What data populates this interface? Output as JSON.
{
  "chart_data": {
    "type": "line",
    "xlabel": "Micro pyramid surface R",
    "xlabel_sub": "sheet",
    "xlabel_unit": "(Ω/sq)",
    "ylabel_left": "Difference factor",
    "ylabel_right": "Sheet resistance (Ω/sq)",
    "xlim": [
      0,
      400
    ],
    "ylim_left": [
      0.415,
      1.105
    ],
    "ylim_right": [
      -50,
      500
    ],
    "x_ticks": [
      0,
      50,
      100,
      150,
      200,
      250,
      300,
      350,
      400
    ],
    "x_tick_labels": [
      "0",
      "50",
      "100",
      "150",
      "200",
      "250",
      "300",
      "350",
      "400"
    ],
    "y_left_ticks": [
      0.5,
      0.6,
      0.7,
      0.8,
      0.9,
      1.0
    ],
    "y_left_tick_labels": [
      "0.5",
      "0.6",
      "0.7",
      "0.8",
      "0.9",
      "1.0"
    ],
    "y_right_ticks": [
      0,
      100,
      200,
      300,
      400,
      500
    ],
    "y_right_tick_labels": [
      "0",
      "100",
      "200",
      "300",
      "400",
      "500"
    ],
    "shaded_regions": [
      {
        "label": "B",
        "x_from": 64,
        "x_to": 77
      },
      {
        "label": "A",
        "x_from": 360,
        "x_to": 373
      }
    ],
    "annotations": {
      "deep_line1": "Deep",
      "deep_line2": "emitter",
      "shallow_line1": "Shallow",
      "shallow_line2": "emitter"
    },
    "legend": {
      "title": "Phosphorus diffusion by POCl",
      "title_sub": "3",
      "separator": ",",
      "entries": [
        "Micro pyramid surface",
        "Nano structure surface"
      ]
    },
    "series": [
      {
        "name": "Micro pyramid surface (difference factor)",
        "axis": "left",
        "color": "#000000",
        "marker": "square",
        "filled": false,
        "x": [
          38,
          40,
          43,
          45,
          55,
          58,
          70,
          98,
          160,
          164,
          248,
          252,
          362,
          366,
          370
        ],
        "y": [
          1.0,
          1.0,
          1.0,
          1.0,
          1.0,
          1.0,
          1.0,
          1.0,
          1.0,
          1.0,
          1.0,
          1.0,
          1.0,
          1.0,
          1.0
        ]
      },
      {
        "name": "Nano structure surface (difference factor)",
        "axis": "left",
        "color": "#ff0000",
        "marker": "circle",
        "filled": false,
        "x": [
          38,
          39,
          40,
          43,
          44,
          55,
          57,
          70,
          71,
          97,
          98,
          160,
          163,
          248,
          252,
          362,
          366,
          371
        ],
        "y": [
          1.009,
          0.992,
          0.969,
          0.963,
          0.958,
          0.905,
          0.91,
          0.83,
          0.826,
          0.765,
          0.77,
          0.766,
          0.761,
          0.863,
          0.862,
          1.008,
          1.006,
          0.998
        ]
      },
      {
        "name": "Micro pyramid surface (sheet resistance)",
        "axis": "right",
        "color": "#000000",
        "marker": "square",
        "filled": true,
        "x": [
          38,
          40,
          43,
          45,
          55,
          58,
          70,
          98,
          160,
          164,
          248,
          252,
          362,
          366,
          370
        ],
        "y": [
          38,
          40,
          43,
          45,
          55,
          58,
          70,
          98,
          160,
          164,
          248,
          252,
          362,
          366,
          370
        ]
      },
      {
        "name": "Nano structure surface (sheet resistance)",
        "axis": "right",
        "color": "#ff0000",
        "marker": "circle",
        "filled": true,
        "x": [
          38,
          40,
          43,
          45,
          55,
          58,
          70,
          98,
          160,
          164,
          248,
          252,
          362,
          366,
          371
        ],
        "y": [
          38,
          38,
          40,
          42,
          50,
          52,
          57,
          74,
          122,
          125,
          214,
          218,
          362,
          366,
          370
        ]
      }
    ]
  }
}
⁂
> _What is being asked_: Each entry above needs to be retyped exactly.

> _Output of the task_:
What data populates this interface? Output as JSON.
{
  "chart_data": {
    "type": "line",
    "xlabel": "Micro pyramid surface R",
    "xlabel_sub": "sheet",
    "xlabel_unit": "(Ω/sq)",
    "ylabel_left": "Difference factor",
    "ylabel_right": "Sheet resistance (Ω/sq)",
    "xlim": [
      0,
      400
    ],
    "ylim_left": [
      0.415,
      1.105
    ],
    "ylim_right": [
      -50,
      500
    ],
    "x_ticks": [
      0,
      50,
      100,
      150,
      200,
      250,
      300,
      350,
      400
    ],
    "x_tick_labels": [
      "0",
      "50",
      "100",
      "150",
      "200",
      "250",
      "300",
      "350",
      "400"
    ],
    "y_left_ticks": [
      0.5,
      0.6,
      0.7,
      0.8,
      0.9,
      1.0
    ],
    "y_left_tick_labels": [
      "0.5",
      "0.6",
      "0.7",
      "0.8",
      "0.9",
      "1.0"
    ],
    "y_right_ticks": [
      0,
      100,
      200,
      300,
      400,
      500
    ],
    "y_right_tick_labels": [
      "0",
      "100",
      "200",
      "300",
      "400",
      "500"
    ],
    "shaded_regions": [
      {
        "label": "B",
        "x_from": 64,
        "x_to": 77
      },
      {
        "label": "A",
        "x_from": 360,
        "x_to": 373
      }
    ],
    "annotations": {
      "deep_line1": "Deep",
      "deep_line2": "emitter",
      "shallow_line1": "Shallow",
      "shallow_line2": "emitter"
    },
    "legend": {
      "title": "Phosphorus diffusion by POCl",
      "title_sub": "3",
      "separator": ",",
      "entries": [
        "Micro pyramid surface",
        "Nano structure surface"
      ]
    },
    "series": [
      {
        "name": "Micro pyramid surface (difference factor)",
        "axis": "left",
        "color": "#000000",
        "marker": "square",
        "filled": false,
        "x": [
          38,
          40,
          43,
          45,
          55,
          58,
          70,
          98,
          160,
          164,
          248,
          252,
          362,
          366,
          370
        ],
        "y": [
          1.0,
          1.0,
          1.0,
          1.0,
          1.0,
          1.0,
          1.0,
          1.0,
          1.0,
          1.0,
          1.0,
          1.0,
          1.0,
          1.0,
          1.0
        ]
      },
      {
        "name": "Nano structure surface (difference factor)",
        "axis": "left",
        "color": "#ff0000",
        "marker": "circle",
        "filled": false,
        "x": [
          38,
          39,
          40,
          43,
          44,
          55,
          57,
          70,
          71,
          97,
          98,
          160,
          163,
          248,
          252,
          362,
          366,
          371
        ],
        "y": [
          1.009,
          0.992,
          0.969,
          0.963,
          0.958,
          0.905,
          0.91,
          0.83,
          0.826,
          0.765,
          0.77,
          0.766,
          0.761,
          0.863,
          0.862,
          1.008,
          1.006,
          0.998
        ]
      },
      {
        "name": "Micro pyramid surface (sheet resistance)",
        "axis": "right",
        "color": "#000000",
        "marker": "square",
        "filled": true,
        "x": [
          38,
          40,
          43,
          45,
          55,
          58,
          70,
          98,
          160,
          164,
          248,
          252,
          362,
          366,
          370
        ],
        "y": [
          38,
          40,
          43,
          45,
          55,
          58,
          70,
          98,
          160,
          164,
          248,
          252,
          362,
          366,
          370
        ]
      },
      {
        "name": "Nano structure surface (sheet resistance)",
        "axis": "right",
        "color": "#ff0000",
        "marker": "circle",
        "filled": true,
        "x": [
          38,
          40,
          43,
          45,
          55,
          58,
          70,
          98,
          160,
          164,
          248,
          252,
          362,
          366,
          371
        ],
        "y": [
          38,
          38,
          40,
          42,
          50,
          52,
          57,
          74,
          122,
          125,
          214,
          218,
          362,
          366,
          370
        ]
      }
    ]
  }
}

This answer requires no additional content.